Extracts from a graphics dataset
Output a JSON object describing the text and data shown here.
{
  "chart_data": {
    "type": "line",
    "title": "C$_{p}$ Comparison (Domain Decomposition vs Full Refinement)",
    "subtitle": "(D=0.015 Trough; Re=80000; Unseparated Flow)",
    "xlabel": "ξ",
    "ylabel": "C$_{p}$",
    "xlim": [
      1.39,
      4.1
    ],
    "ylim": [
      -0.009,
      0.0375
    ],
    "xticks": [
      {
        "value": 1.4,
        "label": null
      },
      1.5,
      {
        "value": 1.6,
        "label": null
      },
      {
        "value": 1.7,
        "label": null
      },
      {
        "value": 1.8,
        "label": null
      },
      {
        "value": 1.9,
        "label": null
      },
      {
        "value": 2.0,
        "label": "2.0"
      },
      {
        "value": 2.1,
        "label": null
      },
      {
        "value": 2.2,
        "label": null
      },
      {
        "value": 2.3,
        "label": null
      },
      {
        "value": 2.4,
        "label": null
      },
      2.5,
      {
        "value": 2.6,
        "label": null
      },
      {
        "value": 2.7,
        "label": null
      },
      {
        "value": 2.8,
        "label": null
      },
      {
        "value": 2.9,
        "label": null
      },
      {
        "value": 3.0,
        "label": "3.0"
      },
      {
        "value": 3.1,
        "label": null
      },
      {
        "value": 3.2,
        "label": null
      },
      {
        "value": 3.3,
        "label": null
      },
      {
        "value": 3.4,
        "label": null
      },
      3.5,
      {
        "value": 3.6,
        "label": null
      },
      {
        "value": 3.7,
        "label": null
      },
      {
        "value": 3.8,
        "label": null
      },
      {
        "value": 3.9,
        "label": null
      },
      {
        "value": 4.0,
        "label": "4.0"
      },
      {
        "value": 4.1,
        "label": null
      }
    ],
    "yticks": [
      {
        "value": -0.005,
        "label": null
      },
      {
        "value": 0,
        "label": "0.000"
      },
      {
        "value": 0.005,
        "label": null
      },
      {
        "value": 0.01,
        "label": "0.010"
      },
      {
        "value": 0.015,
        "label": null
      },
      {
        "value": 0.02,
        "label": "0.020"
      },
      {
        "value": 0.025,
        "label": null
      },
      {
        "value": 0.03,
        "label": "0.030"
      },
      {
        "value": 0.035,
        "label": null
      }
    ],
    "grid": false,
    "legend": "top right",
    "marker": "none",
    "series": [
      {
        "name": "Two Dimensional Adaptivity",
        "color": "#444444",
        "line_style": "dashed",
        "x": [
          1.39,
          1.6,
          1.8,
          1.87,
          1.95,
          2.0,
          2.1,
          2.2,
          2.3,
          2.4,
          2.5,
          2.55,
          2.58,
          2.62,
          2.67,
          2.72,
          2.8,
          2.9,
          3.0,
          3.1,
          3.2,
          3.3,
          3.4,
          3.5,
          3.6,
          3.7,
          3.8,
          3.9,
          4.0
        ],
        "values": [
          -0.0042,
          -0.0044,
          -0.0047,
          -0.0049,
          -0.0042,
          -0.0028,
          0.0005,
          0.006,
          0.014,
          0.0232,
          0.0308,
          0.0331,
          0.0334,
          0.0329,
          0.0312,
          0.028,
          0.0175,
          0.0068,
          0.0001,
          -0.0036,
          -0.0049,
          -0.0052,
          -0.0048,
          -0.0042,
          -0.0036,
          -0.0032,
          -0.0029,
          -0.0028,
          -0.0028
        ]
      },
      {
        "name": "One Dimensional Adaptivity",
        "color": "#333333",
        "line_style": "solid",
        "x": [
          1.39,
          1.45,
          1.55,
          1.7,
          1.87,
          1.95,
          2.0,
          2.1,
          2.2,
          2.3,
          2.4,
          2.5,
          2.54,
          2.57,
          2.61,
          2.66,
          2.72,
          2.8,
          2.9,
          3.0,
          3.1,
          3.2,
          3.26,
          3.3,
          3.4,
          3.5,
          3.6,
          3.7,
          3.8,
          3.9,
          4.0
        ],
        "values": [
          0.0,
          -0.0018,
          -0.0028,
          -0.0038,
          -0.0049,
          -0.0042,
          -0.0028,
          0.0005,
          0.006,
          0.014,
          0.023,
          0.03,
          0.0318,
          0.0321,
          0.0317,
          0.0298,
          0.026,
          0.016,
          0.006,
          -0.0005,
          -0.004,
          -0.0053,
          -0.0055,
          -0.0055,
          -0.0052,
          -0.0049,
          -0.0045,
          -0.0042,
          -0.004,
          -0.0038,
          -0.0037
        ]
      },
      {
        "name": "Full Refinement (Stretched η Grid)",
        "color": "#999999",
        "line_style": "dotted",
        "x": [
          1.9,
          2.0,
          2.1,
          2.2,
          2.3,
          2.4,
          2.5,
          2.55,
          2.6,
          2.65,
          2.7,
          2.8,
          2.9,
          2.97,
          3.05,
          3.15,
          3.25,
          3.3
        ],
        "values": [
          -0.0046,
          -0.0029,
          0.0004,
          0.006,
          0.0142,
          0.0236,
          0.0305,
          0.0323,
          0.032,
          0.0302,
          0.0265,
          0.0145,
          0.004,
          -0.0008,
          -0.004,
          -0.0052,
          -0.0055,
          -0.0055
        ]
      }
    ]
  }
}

▸ **TASK TO COMPLETE**
Exactly as shown, repeat every record.

▸ **EXERCISE RESULT**
Output a JSON object describing the text and data shown here.
{
  "chart_data": {
    "type": "line",
    "title": "C$_{p}$ Comparison (Domain Decomposition vs Full Refinement)",
    "subtitle": "(D=0.015 Trough; Re=80000; Unseparated Flow)",
    "xlabel": "ξ",
    "ylabel": "C$_{p}$",
    "xlim": [
      1.39,
      4.1
    ],
    "ylim": [
      -0.009,
      0.0375
    ],
    "xticks": [
      {
        "value": 1.4,
        "label": null
      },
      1.5,
      {
        "value": 1.6,
        "label": null
      },
      {
        "value": 1.7,
        "label": null
      },
      {
        "value": 1.8,
        "label": null
      },
      {
        "value": 1.9,
        "label": null
      },
      {
        "value": 2.0,
        "label": "2.0"
      },
      {
        "value": 2.1,
        "label": null
      },
      {
        "value": 2.2,
        "label": null
      },
      {
        "value": 2.3,
        "label": null
      },
      {
        "value": 2.4,
        "label": null
      },
      2.5,
      {
        "value": 2.6,
        "label": null
      },
      {
        "value": 2.7,
        "label": null
      },
      {
        "value": 2.8,
        "label": null
      },
      {
        "value": 2.9,
        "label": null
      },
      {
        "value": 3.0,
        "label": "3.0"
      },
      {
        "value": 3.1,
        "label": null
      },
      {
        "value": 3.2,
        "label": null
      },
      {
        "value": 3.3,
        "label": null
      },
      {
        "value": 3.4,
        "label": null
      },
      3.5,
      {
        "value": 3.6,
        "label": null
      },
      {
        "value": 3.7,
        "label": null
      },
      {
        "value": 3.8,
        "label": null
      },
      {
        "value": 3.9,
        "label": null
      },
      {
        "value": 4.0,
        "label": "4.0"
      },
      {
        "value": 4.1,
        "label": null
      }
    ],
    "yticks": [
      {
        "value": -0.005,
        "label": null
      },
      {
        "value": 0,
        "label": "0.000"
      },
      {
        "value": 0.005,
        "label": null
      },
      {
        "value": 0.01,
        "label": "0.010"
      },
      {
        "value": 0.015,
        "label": null
      },
      {
        "value": 0.02,
        "label": "0.020"
      },
      {
        "value": 0.025,
        "label": null
      },
      {
        "value": 0.03,
        "label": "0.030"
      },
      {
        "value": 0.035,
        "label": null
      }
    ],
    "grid": false,
    "legend": "top right",
    "marker": "none",
    "series": [
      {
        "name": "Two Dimensional Adaptivity",
        "color": "#444444",
        "line_style": "dashed",
        "x": [
          1.39,
          1.6,
          1.8,
          1.87,
          1.95,
          2.0,
          2.1,
          2.2,
          2.3,
          2.4,
          2.5,
          2.55,
          2.58,
          2.62,
          2.67,
          2.72,
          2.8,
          2.9,
          3.0,
          3.1,
          3.2,
          3.3,
          3.4,
          3.5,
          3.6,
          3.7,
          3.8,
          3.9,
          4.0
        ],
        "values": [
          -0.0042,
          -0.0044,
          -0.0047,
          -0.0049,
          -0.0042,
          -0.0028,
          0.0005,
          0.006,
          0.014,
          0.0232,
          0.0308,
          0.0331,
          0.0334,
          0.0329,
          0.0312,
          0.028,
          0.0175,
          0.0068,
          0.0001,
          -0.0036,
          -0.0049,
          -0.0052,
          -0.0048,
          -0.0042,
          -0.0036,
          -0.0032,
          -0.0029,
          -0.0028,
          -0.0028
        ]
      },
      {
        "name": "One Dimensional Adaptivity",
        "color": "#333333",
        "line_style": "solid",
        "x": [
          1.39,
          1.45,
          1.55,
          1.7,
          1.87,
          1.95,
          2.0,
          2.1,
          2.2,
          2.3,
          2.4,
          2.5,
          2.54,
          2.57,
          2.61,
          2.66,
          2.72,
          2.8,
          2.9,
          3.0,
          3.1,
          3.2,
          3.26,
          3.3,
          3.4,
          3.5,
          3.6,
          3.7,
          3.8,
          3.9,
          4.0
        ],
        "values": [
          0.0,
          -0.0018,
          -0.0028,
          -0.0038,
          -0.0049,
          -0.0042,
          -0.0028,
          0.0005,
          0.006,
          0.014,
          0.023,
          0.03,
          0.0318,
          0.0321,
          0.0317,
          0.0298,
          0.026,
          0.016,
          0.006,
          -0.0005,
          -0.004,
          -0.0053,
          -0.0055,
          -0.0055,
          -0.0052,
          -0.0049,
          -0.0045,
          -0.0042,
          -0.004,
          -0.0038,
          -0.0037
        ]
      },
      {
        "name": "Full Refinement (Stretched η Grid)",
        "color": "#999999",
        "line_style": "dotted",
        "x": [
          1.9,
          2.0,
          2.1,
          2.2,
          2.3,
          2.4,
          2.5,
          2.55,
          2.6,
          2.65,
          2.7,
          2.8,
          2.9,
          2.97,
          3.05,
          3.15,
          3.25,
          3.3
        ],
        "values": [
          -0.0046,
          -0.0029,
          0.0004,
          0.006,
          0.0142,
          0.0236,
          0.0305,
          0.0323,
          0.032,
          0.0302,
          0.0265,
          0.0145,
          0.004,
          -0.0008,
          -0.004,
          -0.0052,
          -0.0055,
          -0.0055
        ]
      }
    ]
  }
}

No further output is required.